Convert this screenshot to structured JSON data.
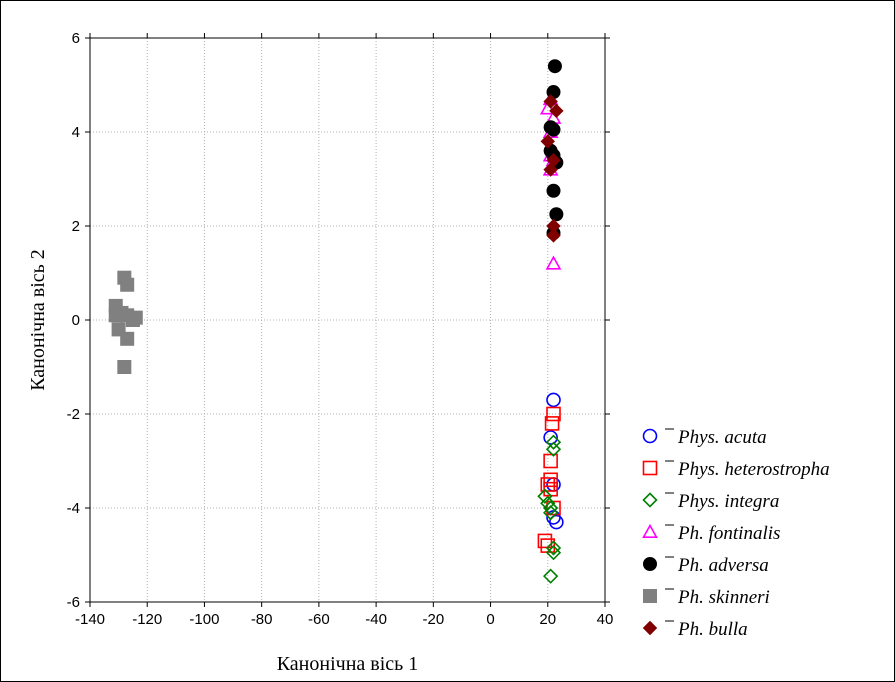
{
  "chart_data": {
    "type": "scatter",
    "title": "",
    "xlabel": "Канонічна вісь 1",
    "ylabel": "Канонічна вісь 2",
    "xlim": [
      -140,
      40
    ],
    "ylim": [
      -6,
      6
    ],
    "xticks": [
      -140,
      -120,
      -100,
      -80,
      -60,
      -40,
      -20,
      0,
      20,
      40
    ],
    "yticks": [
      -6,
      -4,
      -2,
      0,
      2,
      4,
      6
    ],
    "grid": true,
    "legend_position": "right-bottom",
    "series": [
      {
        "name": "Phys. acuta",
        "marker": "circle-open",
        "color": "#0000ff",
        "points": [
          [
            22,
            -1.7
          ],
          [
            21,
            -2.5
          ],
          [
            22,
            -4.2
          ],
          [
            23,
            -4.3
          ],
          [
            22,
            -3.5
          ]
        ]
      },
      {
        "name": "Phys. heterostropha",
        "marker": "square-open",
        "color": "#ff0000",
        "points": [
          [
            22,
            -2.0
          ],
          [
            21.5,
            -2.2
          ],
          [
            21,
            -3.0
          ],
          [
            21,
            -3.4
          ],
          [
            20,
            -3.5
          ],
          [
            21,
            -3.6
          ],
          [
            22,
            -4.0
          ],
          [
            19,
            -4.7
          ],
          [
            20,
            -4.8
          ]
        ]
      },
      {
        "name": "Phys. integra",
        "marker": "diamond-open",
        "color": "#008000",
        "points": [
          [
            22,
            -2.6
          ],
          [
            22,
            -2.75
          ],
          [
            19,
            -3.75
          ],
          [
            20,
            -3.9
          ],
          [
            21,
            -4.0
          ],
          [
            21,
            -4.1
          ],
          [
            22,
            -4.85
          ],
          [
            22,
            -4.95
          ],
          [
            21,
            -5.45
          ]
        ]
      },
      {
        "name": "Ph. fontinalis",
        "marker": "triangle-open",
        "color": "#ff00ff",
        "points": [
          [
            22,
            1.2
          ],
          [
            21,
            4.7
          ],
          [
            20,
            4.5
          ],
          [
            22,
            4.3
          ],
          [
            21,
            4.0
          ],
          [
            21,
            3.5
          ],
          [
            22,
            3.4
          ],
          [
            21,
            3.2
          ]
        ]
      },
      {
        "name": "Ph. adversa",
        "marker": "circle-filled",
        "color": "#000000",
        "points": [
          [
            22.5,
            5.4
          ],
          [
            22,
            4.85
          ],
          [
            21,
            4.1
          ],
          [
            22,
            4.05
          ],
          [
            21,
            3.6
          ],
          [
            22,
            3.5
          ],
          [
            23,
            3.35
          ],
          [
            22,
            2.75
          ],
          [
            23,
            2.25
          ],
          [
            22,
            1.85
          ]
        ]
      },
      {
        "name": "Ph. skinneri",
        "marker": "square-filled",
        "color": "#808080",
        "points": [
          [
            -128,
            0.9
          ],
          [
            -127,
            0.75
          ],
          [
            -131,
            0.3
          ],
          [
            -129,
            0.15
          ],
          [
            -131,
            0.1
          ],
          [
            -127,
            0.1
          ],
          [
            -124,
            0.05
          ],
          [
            -125,
            0.0
          ],
          [
            -130,
            -0.2
          ],
          [
            -127,
            -0.4
          ],
          [
            -128,
            -1.0
          ]
        ]
      },
      {
        "name": "Ph. bulla",
        "marker": "diamond-filled",
        "color": "#800000",
        "points": [
          [
            21,
            4.65
          ],
          [
            23,
            4.45
          ],
          [
            20,
            3.8
          ],
          [
            22,
            3.4
          ],
          [
            21,
            3.2
          ],
          [
            22,
            2.0
          ],
          [
            22,
            1.8
          ]
        ]
      }
    ]
  }
}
• • • •
__WHAT YOU ARE ASKED TO DO__: From the records above, copy every line that holds the word "filled".

__FINAL RESULT__:
        "marker": "circle-filled",
        "marker": "square-filled",
        "marker": "diamond-filled",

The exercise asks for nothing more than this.